■ Data listing:

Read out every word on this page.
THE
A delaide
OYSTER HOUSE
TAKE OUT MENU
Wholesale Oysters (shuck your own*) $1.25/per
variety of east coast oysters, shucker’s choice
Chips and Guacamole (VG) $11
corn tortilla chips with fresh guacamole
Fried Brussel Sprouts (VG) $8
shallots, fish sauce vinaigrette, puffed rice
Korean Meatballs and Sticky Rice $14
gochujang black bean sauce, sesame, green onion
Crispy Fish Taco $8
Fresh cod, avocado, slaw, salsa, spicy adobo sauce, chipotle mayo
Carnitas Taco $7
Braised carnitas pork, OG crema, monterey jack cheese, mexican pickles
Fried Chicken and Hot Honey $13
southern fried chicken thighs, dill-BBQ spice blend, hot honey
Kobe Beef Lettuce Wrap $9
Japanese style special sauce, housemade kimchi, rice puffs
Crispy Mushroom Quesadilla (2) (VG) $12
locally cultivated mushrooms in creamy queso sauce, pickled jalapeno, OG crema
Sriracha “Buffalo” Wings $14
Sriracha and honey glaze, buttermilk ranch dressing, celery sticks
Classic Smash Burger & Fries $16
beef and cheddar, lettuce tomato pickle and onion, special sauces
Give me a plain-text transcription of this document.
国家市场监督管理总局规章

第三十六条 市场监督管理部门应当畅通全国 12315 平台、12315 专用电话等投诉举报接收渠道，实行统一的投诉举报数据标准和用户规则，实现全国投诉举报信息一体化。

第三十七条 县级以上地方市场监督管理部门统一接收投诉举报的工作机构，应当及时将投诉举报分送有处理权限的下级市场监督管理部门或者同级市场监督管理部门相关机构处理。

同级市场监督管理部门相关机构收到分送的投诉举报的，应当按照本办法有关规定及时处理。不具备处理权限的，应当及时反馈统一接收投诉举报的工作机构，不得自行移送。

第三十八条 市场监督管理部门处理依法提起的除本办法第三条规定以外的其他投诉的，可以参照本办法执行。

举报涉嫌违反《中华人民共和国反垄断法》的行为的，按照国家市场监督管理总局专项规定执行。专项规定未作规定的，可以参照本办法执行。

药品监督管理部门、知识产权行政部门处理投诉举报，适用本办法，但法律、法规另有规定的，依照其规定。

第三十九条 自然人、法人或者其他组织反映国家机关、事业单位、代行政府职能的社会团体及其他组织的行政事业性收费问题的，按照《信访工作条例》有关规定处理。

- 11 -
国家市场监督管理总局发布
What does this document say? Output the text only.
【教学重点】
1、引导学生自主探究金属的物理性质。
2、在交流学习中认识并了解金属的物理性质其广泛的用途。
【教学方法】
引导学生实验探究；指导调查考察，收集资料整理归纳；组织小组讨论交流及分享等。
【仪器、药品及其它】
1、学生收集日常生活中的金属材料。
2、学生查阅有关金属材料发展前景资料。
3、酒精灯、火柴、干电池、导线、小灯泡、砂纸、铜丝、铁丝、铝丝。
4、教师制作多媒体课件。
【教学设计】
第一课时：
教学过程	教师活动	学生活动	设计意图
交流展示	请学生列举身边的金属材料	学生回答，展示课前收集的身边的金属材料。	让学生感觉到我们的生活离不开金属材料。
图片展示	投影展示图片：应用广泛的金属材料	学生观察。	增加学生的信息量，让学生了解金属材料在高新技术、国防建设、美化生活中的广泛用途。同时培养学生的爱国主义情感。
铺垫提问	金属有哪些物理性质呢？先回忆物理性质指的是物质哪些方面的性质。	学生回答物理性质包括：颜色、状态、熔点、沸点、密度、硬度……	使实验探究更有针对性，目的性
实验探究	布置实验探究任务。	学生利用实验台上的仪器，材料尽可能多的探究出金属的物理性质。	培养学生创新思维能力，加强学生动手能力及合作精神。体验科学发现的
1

■ Task requirements:
Search the records for the word "onion" and copy every line where it occurs.

■ The response:
gochujang black bean sauce, sesame, green onion
beef and cheddar, lettuce tomato pickle and onion, special sauces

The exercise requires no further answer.